» Requirements
Reproduce every entry exactly, without alteration.

-- START OF Listed entries --

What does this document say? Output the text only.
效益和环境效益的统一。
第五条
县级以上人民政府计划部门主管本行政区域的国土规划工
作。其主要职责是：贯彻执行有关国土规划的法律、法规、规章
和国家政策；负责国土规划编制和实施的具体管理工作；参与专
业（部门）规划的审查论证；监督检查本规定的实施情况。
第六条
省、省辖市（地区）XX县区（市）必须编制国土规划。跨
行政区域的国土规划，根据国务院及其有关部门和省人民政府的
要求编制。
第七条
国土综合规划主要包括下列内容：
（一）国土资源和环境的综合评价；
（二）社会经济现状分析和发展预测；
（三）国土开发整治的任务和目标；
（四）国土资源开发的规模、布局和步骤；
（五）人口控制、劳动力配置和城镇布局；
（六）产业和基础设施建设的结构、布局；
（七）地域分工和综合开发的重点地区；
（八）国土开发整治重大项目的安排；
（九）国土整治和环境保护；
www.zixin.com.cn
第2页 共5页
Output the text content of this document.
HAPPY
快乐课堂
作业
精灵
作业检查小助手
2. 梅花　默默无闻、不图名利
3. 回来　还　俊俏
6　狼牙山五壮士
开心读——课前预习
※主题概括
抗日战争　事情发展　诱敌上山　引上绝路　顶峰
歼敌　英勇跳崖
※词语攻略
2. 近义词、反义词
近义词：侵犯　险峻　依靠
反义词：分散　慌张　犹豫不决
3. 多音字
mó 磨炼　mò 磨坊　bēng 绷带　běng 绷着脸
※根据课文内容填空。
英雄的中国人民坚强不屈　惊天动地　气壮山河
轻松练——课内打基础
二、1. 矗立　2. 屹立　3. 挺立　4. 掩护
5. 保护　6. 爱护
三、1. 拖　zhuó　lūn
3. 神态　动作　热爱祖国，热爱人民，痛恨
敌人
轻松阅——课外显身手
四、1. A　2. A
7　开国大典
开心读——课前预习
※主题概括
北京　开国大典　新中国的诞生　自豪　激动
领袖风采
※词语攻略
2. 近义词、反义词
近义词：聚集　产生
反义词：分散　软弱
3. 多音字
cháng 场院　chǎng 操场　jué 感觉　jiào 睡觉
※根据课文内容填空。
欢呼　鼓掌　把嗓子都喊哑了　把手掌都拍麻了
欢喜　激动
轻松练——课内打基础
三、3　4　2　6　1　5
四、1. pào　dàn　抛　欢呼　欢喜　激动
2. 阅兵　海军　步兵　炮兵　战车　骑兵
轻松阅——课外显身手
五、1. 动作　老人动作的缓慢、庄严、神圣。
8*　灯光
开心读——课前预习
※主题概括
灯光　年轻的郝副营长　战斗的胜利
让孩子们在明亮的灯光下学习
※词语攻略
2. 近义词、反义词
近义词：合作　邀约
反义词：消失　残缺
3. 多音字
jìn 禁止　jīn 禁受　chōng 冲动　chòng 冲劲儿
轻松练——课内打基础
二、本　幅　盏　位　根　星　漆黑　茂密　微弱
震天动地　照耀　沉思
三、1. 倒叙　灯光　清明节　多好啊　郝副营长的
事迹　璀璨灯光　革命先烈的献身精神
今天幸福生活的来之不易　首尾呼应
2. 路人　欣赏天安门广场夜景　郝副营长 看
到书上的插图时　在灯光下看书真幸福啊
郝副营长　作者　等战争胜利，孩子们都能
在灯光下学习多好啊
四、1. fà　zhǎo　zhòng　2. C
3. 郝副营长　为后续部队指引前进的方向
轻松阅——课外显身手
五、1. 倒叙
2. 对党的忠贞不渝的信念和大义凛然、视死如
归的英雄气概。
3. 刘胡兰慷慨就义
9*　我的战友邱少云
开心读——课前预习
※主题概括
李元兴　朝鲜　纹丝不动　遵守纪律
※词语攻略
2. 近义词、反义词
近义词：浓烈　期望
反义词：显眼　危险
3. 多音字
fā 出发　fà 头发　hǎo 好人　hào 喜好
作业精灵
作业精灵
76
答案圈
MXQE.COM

-- END OF Listed entries --

» Task solution
What does this document say? Output the text only.
效益和环境效益的统一。
第五条
县级以上人民政府计划部门主管本行政区域的国土规划工
作。其主要职责是：贯彻执行有关国土规划的法律、法规、规章
和国家政策；负责国土规划编制和实施的具体管理工作；参与专
业（部门）规划的审查论证；监督检查本规定的实施情况。
第六条
省、省辖市（地区）XX县区（市）必须编制国土规划。跨
行政区域的国土规划，根据国务院及其有关部门和省人民政府的
要求编制。
第七条
国土综合规划主要包括下列内容：
（一）国土资源和环境的综合评价；
（二）社会经济现状分析和发展预测；
（三）国土开发整治的任务和目标；
（四）国土资源开发的规模、布局和步骤；
（五）人口控制、劳动力配置和城镇布局；
（六）产业和基础设施建设的结构、布局；
（七）地域分工和综合开发的重点地区；
（八）国土开发整治重大项目的安排；
（九）国土整治和环境保护；
www.zixin.com.cn
第2页 共5页
Output the text content of this document.
HAPPY
快乐课堂
作业
精灵
作业检查小助手
2. 梅花　默默无闻、不图名利
3. 回来　还　俊俏
6　狼牙山五壮士
开心读——课前预习
※主题概括
抗日战争　事情发展　诱敌上山　引上绝路　顶峰
歼敌　英勇跳崖
※词语攻略
2. 近义词、反义词
近义词：侵犯　险峻　依靠
反义词：分散　慌张　犹豫不决
3. 多音字
mó 磨炼　mò 磨坊　bēng 绷带　běng 绷着脸
※根据课文内容填空。
英雄的中国人民坚强不屈　惊天动地　气壮山河
轻松练——课内打基础
二、1. 矗立　2. 屹立　3. 挺立　4. 掩护
5. 保护　6. 爱护
三、1. 拖　zhuó　lūn
3. 神态　动作　热爱祖国，热爱人民，痛恨
敌人
轻松阅——课外显身手
四、1. A　2. A
7　开国大典
开心读——课前预习
※主题概括
北京　开国大典　新中国的诞生　自豪　激动
领袖风采
※词语攻略
2. 近义词、反义词
近义词：聚集　产生
反义词：分散　软弱
3. 多音字
cháng 场院　chǎng 操场　jué 感觉　jiào 睡觉
※根据课文内容填空。
欢呼　鼓掌　把嗓子都喊哑了　把手掌都拍麻了
欢喜　激动
轻松练——课内打基础
三、3　4　2　6　1　5
四、1. pào　dàn　抛　欢呼　欢喜　激动
2. 阅兵　海军　步兵　炮兵　战车　骑兵
轻松阅——课外显身手
五、1. 动作　老人动作的缓慢、庄严、神圣。
8*　灯光
开心读——课前预习
※主题概括
灯光　年轻的郝副营长　战斗的胜利
让孩子们在明亮的灯光下学习
※词语攻略
2. 近义词、反义词
近义词：合作　邀约
反义词：消失　残缺
3. 多音字
jìn 禁止　jīn 禁受　chōng 冲动　chòng 冲劲儿
轻松练——课内打基础
二、本　幅　盏　位　根　星　漆黑　茂密　微弱
震天动地　照耀　沉思
三、1. 倒叙　灯光　清明节　多好啊　郝副营长的
事迹　璀璨灯光　革命先烈的献身精神
今天幸福生活的来之不易　首尾呼应
2. 路人　欣赏天安门广场夜景　郝副营长 看
到书上的插图时　在灯光下看书真幸福啊
郝副营长　作者　等战争胜利，孩子们都能
在灯光下学习多好啊
四、1. fà　zhǎo　zhòng　2. C
3. 郝副营长　为后续部队指引前进的方向
轻松阅——课外显身手
五、1. 倒叙
2. 对党的忠贞不渝的信念和大义凛然、视死如
归的英雄气概。
3. 刘胡兰慷慨就义
9*　我的战友邱少云
开心读——课前预习
※主题概括
李元兴　朝鲜　纹丝不动　遵守纪律
※词语攻略
2. 近义词、反义词
近义词：浓烈　期望
反义词：显眼　危险
3. 多音字
fā 出发　fà 头发　hǎo 好人　hào 喜好
作业精灵
作业精灵
76
答案圈
MXQE.COM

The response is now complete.